**Directions**. Find each line holding the word "वनजन" and give the total alone.

Begin Material shown

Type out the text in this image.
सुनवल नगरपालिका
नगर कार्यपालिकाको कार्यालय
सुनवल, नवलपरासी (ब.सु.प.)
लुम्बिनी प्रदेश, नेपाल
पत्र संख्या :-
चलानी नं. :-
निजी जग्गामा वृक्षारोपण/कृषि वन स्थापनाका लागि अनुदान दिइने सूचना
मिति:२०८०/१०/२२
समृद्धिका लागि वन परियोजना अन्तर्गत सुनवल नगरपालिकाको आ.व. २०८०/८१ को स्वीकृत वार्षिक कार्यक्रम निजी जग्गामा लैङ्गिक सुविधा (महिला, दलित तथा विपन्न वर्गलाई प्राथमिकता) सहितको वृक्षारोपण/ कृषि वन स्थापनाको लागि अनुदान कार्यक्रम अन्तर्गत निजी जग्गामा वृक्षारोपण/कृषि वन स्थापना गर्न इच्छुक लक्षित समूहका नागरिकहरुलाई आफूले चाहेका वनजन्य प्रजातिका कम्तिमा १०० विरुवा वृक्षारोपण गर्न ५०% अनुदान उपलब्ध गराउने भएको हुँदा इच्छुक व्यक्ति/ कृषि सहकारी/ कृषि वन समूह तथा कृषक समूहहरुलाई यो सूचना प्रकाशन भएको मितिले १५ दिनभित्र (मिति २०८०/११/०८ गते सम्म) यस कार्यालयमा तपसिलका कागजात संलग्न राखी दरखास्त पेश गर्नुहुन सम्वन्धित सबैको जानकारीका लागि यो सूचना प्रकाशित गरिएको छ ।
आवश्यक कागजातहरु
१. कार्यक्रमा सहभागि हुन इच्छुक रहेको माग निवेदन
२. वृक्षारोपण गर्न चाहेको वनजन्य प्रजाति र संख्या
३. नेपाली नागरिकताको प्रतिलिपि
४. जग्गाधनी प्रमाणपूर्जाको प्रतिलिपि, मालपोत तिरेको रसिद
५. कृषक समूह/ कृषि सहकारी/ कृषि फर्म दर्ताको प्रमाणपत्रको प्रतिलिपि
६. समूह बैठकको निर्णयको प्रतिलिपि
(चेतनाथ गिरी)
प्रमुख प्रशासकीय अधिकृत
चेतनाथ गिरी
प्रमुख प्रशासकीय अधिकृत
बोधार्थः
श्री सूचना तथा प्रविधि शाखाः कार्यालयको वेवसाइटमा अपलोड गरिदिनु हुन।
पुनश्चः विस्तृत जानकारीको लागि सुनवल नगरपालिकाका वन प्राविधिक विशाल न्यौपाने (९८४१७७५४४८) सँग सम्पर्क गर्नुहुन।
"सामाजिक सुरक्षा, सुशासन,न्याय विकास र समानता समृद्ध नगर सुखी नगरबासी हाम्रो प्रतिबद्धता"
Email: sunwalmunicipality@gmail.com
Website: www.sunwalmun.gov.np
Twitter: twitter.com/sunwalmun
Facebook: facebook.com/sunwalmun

End Material shown

**Answer in full**. 2